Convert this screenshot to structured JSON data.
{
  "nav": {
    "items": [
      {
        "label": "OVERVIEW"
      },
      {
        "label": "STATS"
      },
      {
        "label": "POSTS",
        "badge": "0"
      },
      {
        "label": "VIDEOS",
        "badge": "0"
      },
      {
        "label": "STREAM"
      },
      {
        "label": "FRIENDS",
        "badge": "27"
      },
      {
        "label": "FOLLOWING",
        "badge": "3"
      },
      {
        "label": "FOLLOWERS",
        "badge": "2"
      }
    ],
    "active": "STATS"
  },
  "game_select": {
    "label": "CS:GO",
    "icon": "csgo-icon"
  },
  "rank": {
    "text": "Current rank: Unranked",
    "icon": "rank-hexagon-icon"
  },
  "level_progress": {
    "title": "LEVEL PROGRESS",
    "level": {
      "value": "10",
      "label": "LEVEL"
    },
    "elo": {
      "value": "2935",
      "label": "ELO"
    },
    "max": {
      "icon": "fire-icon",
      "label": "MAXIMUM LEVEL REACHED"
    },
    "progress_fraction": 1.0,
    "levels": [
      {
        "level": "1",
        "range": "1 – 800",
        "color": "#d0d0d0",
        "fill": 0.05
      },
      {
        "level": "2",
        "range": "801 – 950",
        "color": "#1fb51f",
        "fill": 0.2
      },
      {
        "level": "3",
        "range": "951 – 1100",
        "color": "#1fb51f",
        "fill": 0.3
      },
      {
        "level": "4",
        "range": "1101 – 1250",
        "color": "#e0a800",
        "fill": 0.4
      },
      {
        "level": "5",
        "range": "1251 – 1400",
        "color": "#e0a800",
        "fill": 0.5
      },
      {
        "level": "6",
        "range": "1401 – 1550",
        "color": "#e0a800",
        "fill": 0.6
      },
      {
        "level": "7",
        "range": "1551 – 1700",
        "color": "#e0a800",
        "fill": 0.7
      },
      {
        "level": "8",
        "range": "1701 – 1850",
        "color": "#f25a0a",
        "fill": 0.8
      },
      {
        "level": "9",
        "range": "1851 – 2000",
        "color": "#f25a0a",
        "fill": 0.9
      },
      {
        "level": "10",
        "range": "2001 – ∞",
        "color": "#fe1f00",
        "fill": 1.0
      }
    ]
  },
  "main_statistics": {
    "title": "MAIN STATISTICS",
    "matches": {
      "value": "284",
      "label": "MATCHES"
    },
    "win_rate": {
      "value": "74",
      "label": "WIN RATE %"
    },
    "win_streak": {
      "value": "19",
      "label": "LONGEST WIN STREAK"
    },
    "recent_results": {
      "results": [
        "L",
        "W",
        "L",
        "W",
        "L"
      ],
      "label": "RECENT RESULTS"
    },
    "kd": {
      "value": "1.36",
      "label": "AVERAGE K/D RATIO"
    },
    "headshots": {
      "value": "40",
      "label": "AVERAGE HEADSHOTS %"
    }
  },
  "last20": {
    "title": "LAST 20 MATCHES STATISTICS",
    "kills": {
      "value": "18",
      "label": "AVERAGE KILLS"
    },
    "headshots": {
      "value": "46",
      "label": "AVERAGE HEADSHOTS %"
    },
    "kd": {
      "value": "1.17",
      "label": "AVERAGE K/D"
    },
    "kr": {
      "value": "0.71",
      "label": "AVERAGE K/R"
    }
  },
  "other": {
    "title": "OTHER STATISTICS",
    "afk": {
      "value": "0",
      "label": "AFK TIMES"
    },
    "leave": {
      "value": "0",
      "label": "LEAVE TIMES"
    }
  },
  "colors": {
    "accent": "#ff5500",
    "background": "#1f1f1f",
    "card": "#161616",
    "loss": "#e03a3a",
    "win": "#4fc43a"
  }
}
___
Objective>
From the material above, copy each line that includes the word "icon".

Response to this exercise>
    "icon": "csgo-icon"
    "icon": "rank-hexagon-icon"
      "icon": "fire-icon",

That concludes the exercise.